--- YOUR TASK ---
What is the number of lines containing the string "type"? Answer with the number only.

Figure contents as structured data:
════

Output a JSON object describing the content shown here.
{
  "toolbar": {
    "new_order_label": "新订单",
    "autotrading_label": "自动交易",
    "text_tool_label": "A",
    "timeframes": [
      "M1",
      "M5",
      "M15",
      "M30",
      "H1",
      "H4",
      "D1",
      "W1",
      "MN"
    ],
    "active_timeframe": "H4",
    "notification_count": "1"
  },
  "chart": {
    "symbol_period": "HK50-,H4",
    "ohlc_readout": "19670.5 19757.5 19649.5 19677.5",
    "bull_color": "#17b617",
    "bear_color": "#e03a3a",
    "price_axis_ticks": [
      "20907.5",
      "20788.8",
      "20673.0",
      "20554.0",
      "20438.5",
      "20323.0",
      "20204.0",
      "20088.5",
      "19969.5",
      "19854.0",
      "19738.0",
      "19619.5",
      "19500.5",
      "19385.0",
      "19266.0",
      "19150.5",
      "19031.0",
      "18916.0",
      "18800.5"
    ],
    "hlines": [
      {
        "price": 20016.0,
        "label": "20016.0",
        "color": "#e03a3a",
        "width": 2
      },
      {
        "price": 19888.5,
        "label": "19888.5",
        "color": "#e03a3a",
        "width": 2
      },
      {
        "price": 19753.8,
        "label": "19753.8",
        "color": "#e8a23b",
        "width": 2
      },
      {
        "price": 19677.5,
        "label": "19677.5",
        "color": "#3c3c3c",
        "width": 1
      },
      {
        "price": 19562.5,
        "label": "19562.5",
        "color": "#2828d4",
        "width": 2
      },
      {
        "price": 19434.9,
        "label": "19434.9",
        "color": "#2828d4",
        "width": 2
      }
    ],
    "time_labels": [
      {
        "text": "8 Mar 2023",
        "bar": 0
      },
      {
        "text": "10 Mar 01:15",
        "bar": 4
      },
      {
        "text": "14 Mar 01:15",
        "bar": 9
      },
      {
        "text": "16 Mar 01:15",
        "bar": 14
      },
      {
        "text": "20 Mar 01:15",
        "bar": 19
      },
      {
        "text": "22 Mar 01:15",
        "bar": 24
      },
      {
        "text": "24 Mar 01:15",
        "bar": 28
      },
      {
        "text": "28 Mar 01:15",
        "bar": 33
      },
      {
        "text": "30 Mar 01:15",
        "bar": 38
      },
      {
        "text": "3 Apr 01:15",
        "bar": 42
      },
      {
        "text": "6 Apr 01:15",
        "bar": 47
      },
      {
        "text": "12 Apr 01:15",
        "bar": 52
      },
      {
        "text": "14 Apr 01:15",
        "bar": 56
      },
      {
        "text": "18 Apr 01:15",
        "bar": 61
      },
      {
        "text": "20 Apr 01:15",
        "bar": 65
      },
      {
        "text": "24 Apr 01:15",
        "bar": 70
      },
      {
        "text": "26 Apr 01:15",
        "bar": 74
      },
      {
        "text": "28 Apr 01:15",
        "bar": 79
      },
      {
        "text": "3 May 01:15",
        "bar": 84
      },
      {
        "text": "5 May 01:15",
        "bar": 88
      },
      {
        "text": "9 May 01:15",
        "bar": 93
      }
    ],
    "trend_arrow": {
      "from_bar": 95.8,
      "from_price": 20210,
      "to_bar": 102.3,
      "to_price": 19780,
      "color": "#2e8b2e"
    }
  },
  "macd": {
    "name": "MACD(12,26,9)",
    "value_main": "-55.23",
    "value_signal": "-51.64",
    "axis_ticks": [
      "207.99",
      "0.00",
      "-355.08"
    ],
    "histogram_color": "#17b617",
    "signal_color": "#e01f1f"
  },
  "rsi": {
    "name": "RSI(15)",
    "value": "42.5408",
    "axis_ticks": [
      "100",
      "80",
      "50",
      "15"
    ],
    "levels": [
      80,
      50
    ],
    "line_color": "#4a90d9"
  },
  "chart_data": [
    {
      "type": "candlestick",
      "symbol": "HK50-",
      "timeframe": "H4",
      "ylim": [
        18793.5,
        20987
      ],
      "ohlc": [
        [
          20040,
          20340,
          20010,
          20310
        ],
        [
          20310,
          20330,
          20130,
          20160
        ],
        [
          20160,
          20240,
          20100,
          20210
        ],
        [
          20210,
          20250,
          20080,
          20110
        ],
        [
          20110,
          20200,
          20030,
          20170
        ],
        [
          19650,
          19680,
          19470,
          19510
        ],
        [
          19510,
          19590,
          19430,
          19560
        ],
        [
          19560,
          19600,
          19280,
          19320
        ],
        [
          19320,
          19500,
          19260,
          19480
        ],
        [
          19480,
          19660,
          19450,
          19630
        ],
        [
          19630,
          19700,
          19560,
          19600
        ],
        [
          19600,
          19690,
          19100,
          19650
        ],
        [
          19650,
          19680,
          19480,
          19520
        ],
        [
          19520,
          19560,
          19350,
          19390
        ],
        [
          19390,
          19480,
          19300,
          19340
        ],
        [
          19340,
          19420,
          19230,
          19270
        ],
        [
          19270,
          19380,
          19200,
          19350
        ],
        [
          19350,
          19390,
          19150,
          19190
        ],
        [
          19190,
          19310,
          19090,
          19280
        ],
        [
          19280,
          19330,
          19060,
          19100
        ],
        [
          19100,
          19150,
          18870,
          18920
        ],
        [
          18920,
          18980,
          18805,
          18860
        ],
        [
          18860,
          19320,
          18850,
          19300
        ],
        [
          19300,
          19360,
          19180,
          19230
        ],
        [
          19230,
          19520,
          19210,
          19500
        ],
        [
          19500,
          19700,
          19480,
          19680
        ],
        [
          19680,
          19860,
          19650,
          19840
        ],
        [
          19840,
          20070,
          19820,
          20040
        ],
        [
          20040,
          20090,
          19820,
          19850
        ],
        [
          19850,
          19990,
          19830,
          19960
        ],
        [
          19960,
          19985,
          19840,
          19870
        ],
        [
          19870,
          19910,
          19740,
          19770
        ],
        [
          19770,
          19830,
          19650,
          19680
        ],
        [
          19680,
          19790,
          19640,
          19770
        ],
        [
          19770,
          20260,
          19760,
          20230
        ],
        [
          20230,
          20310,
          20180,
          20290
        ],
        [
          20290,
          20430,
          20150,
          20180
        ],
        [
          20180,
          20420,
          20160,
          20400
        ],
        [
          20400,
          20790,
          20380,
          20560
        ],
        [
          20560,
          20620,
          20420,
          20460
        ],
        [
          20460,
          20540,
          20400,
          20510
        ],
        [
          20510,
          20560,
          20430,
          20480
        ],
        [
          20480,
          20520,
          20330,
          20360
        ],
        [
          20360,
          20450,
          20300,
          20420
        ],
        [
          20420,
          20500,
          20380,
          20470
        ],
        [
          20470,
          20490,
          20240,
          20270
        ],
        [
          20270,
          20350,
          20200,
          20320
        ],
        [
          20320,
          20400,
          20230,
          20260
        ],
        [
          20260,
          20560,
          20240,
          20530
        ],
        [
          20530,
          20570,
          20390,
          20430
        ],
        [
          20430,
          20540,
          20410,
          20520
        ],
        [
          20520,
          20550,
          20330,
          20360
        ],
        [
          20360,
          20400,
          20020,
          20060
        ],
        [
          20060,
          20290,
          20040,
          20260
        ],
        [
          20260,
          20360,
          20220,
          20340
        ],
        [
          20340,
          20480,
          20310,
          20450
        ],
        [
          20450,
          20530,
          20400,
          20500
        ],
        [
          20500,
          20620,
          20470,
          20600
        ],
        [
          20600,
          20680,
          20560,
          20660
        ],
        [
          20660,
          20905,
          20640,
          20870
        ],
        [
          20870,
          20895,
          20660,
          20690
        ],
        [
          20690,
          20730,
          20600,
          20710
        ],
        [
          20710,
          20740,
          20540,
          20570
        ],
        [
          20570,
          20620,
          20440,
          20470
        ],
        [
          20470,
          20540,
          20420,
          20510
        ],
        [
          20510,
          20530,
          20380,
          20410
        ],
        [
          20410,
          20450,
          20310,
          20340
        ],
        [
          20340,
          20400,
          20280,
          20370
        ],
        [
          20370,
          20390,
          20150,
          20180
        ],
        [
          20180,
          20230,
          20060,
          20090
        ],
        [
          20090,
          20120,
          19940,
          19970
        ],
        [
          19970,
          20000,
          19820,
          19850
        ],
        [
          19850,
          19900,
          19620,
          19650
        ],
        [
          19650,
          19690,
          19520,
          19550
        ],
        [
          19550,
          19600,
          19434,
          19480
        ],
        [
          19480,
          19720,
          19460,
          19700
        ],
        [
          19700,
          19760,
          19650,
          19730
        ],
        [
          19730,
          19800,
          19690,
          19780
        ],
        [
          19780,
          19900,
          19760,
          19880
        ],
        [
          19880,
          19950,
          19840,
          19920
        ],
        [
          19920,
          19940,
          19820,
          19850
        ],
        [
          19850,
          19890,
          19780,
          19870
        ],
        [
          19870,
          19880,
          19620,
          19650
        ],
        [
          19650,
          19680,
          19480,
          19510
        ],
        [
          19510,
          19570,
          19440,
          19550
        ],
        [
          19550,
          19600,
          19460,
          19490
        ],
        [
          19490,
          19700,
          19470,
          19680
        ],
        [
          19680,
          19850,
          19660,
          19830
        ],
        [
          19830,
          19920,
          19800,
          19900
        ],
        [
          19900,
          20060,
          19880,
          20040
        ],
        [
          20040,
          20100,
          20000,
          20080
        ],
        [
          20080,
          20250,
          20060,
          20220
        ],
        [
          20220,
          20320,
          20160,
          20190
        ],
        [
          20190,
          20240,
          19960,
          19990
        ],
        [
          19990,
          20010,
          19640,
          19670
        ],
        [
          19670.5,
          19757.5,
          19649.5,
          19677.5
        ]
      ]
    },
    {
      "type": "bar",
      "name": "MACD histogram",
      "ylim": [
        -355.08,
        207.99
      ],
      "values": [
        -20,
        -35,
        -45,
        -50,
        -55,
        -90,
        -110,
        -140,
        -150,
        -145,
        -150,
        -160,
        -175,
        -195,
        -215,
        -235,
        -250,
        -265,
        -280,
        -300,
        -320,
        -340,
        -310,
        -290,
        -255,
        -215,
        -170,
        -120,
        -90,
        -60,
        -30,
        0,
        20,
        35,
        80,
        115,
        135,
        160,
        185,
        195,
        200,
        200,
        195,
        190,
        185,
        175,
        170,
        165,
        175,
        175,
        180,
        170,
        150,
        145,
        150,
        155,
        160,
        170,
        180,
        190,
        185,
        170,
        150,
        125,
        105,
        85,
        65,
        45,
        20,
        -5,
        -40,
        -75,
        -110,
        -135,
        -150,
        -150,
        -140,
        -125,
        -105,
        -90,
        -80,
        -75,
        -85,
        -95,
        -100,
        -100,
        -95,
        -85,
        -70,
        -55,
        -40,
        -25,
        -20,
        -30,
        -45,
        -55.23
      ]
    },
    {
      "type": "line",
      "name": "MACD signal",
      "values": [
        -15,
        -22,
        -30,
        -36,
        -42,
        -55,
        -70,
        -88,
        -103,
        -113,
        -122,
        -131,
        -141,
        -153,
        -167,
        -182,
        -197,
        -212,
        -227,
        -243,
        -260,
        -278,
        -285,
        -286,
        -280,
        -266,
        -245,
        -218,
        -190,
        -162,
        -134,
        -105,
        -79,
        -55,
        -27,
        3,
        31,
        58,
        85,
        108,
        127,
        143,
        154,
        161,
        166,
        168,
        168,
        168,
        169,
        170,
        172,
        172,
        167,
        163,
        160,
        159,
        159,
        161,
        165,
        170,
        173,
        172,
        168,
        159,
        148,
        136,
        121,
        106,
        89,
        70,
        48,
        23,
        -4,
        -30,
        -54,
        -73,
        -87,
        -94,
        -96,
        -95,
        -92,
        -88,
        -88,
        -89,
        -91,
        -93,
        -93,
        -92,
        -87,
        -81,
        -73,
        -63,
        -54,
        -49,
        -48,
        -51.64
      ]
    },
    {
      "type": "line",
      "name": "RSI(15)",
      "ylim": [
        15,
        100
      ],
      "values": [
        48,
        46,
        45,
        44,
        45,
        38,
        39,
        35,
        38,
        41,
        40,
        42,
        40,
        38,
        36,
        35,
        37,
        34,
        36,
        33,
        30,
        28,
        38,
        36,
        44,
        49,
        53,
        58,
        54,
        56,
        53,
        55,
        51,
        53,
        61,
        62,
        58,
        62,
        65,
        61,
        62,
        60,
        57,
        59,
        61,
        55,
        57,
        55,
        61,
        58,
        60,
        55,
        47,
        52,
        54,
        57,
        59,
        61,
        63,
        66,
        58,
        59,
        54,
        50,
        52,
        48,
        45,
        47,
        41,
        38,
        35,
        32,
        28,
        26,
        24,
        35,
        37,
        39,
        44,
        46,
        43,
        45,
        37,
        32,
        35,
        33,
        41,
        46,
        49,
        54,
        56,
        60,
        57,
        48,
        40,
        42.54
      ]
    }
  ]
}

════

--- OUTPUT FOR THIS EXERCISE ---
4